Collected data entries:
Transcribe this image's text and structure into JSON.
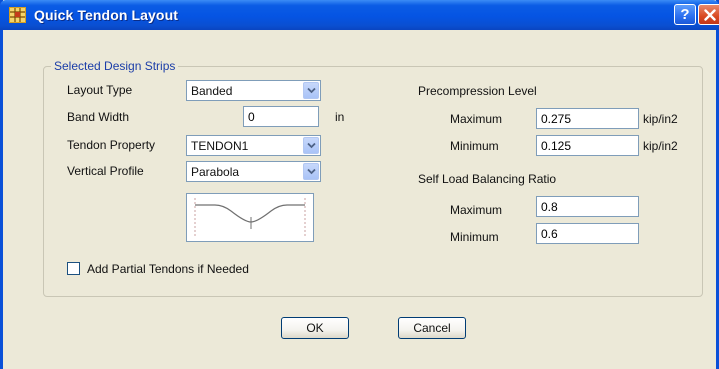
{
  "window": {
    "title": "Quick Tendon Layout",
    "help_label": "?",
    "close_label": "✕",
    "icon": "grid-app-icon"
  },
  "group": {
    "title": "Selected Design Strips"
  },
  "left": {
    "layout_type_label": "Layout Type",
    "layout_type_value": "Banded",
    "band_width_label": "Band Width",
    "band_width_value": "0",
    "band_width_unit": "in",
    "tendon_property_label": "Tendon Property",
    "tendon_property_value": "TENDON1",
    "vertical_profile_label": "Vertical Profile",
    "vertical_profile_value": "Parabola",
    "add_partial_label": "Add Partial Tendons if Needed",
    "add_partial_checked": false
  },
  "right": {
    "precompression_title": "Precompression Level",
    "pc_max_label": "Maximum",
    "pc_max_value": "0.275",
    "pc_max_unit": "kip/in2",
    "pc_min_label": "Minimum",
    "pc_min_value": "0.125",
    "pc_min_unit": "kip/in2",
    "self_load_title": "Self Load Balancing Ratio",
    "sl_max_label": "Maximum",
    "sl_max_value": "0.8",
    "sl_min_label": "Minimum",
    "sl_min_value": "0.6"
  },
  "buttons": {
    "ok": "OK",
    "cancel": "Cancel"
  },
  "colors": {
    "title_bar": "#0554e3",
    "group_title": "#1b3da8",
    "dialog_bg": "#ece9d8"
  }
}
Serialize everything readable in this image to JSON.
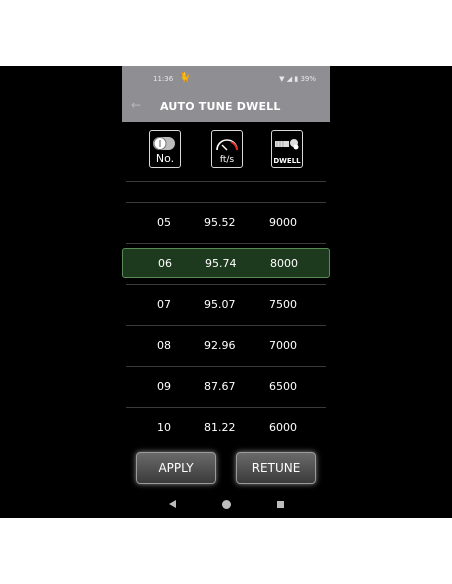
{
  "status": {
    "time": "11:36",
    "battery": "39%"
  },
  "appbar": {
    "title": "AUTO TUNE DWELL"
  },
  "header": {
    "no_label": "No.",
    "speed_label": "ft/s",
    "dwell_label": "DWELL"
  },
  "rows": [
    {
      "no": "05",
      "speed": "95.52",
      "dwell": "9000"
    },
    {
      "no": "06",
      "speed": "95.74",
      "dwell": "8000",
      "selected": true
    },
    {
      "no": "07",
      "speed": "95.07",
      "dwell": "7500"
    },
    {
      "no": "08",
      "speed": "92.96",
      "dwell": "7000"
    },
    {
      "no": "09",
      "speed": "87.67",
      "dwell": "6500"
    },
    {
      "no": "10",
      "speed": "81.22",
      "dwell": "6000"
    }
  ],
  "buttons": {
    "apply": "APPLY",
    "retune": "RETUNE"
  },
  "colors": {
    "appbar": "#8f8f93",
    "selected_row": "#1e3a1e",
    "selected_border": "#5a8a55"
  }
}
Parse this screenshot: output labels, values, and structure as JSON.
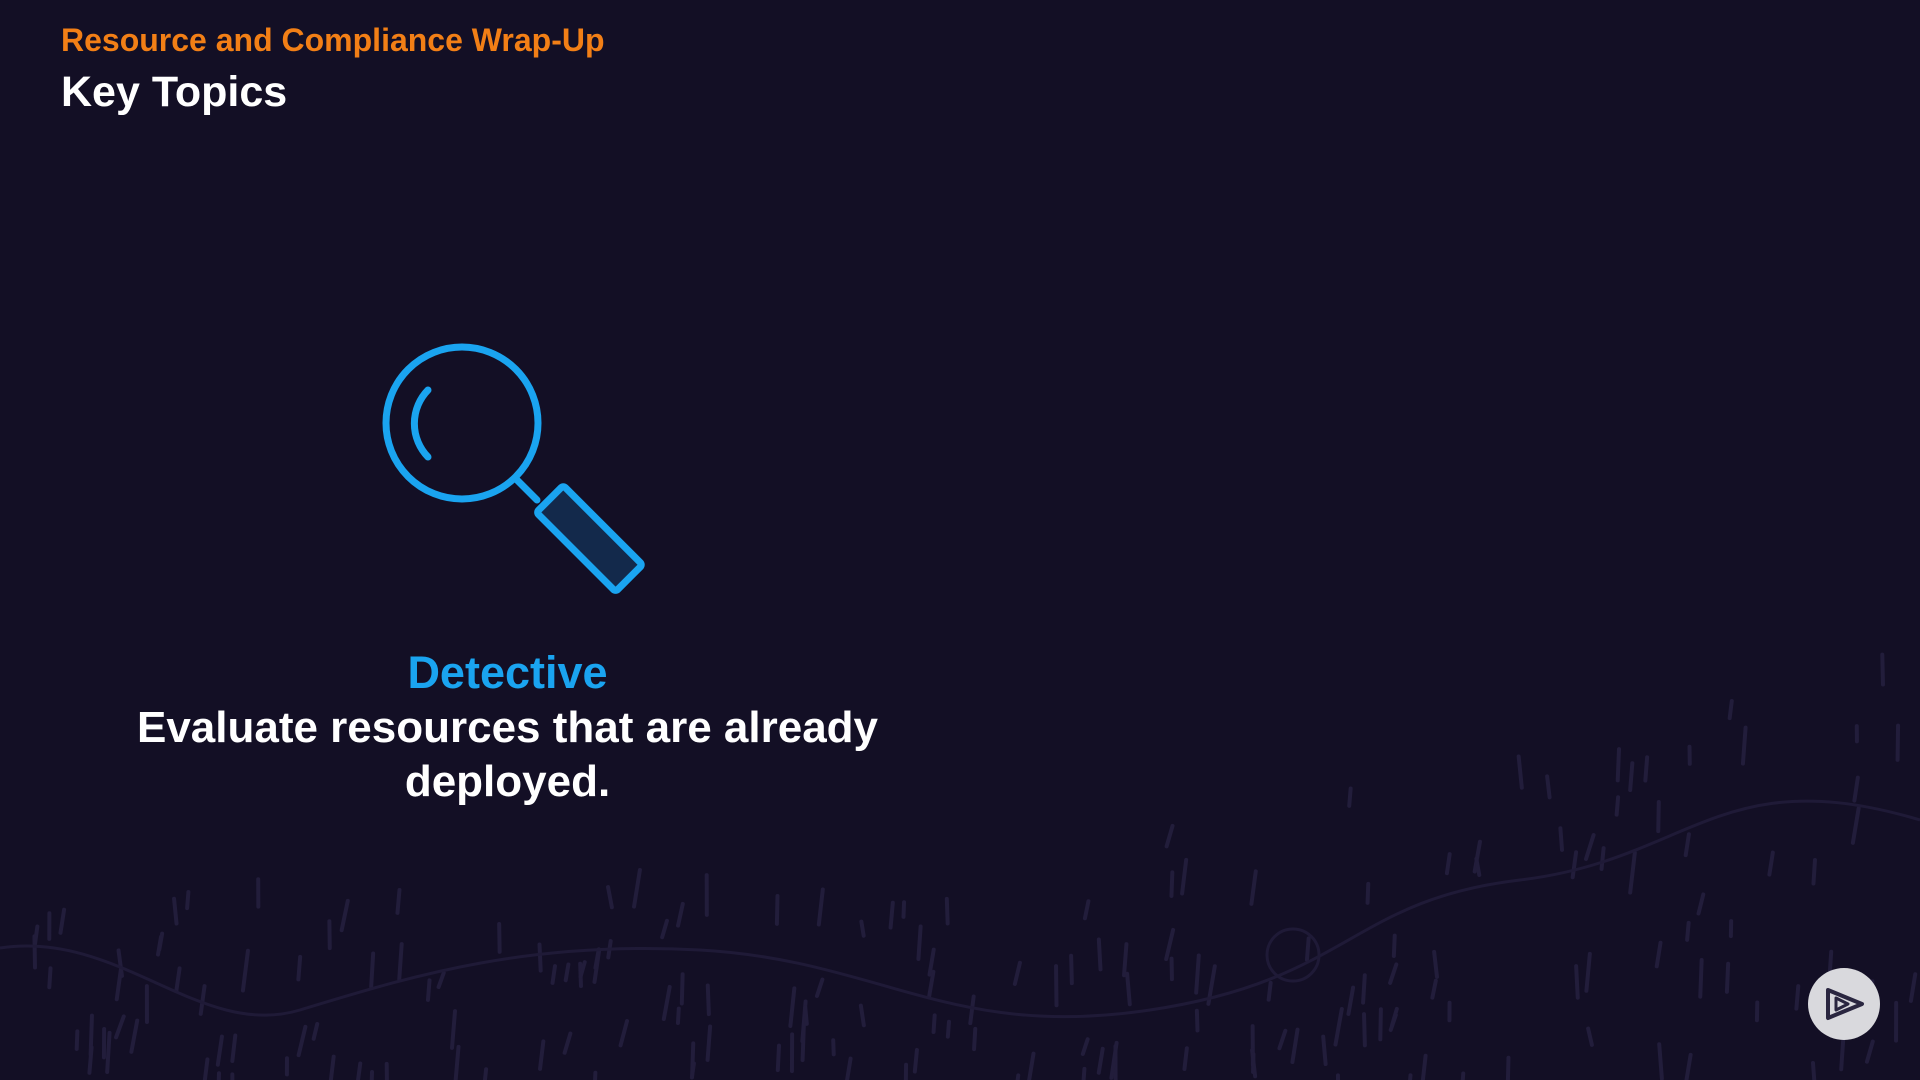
{
  "header": {
    "subtitle": "Resource and Compliance Wrap-Up",
    "title": "Key Topics"
  },
  "topic": {
    "heading": "Detective",
    "description": "Evaluate resources that are already deployed.",
    "icon": "magnifying-glass-icon"
  },
  "controls": {
    "play_icon": "play-logo-icon"
  },
  "colors": {
    "background": "#130f25",
    "accent_orange": "#f27f16",
    "accent_blue": "#1aa4f0",
    "text": "#ffffff"
  }
}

WORK INSTRUCTIONS ▸ What is the number of lines that contain "Minimum"? Reply with that number alone.

RESULT OF THIS EXERCISE ▸ 2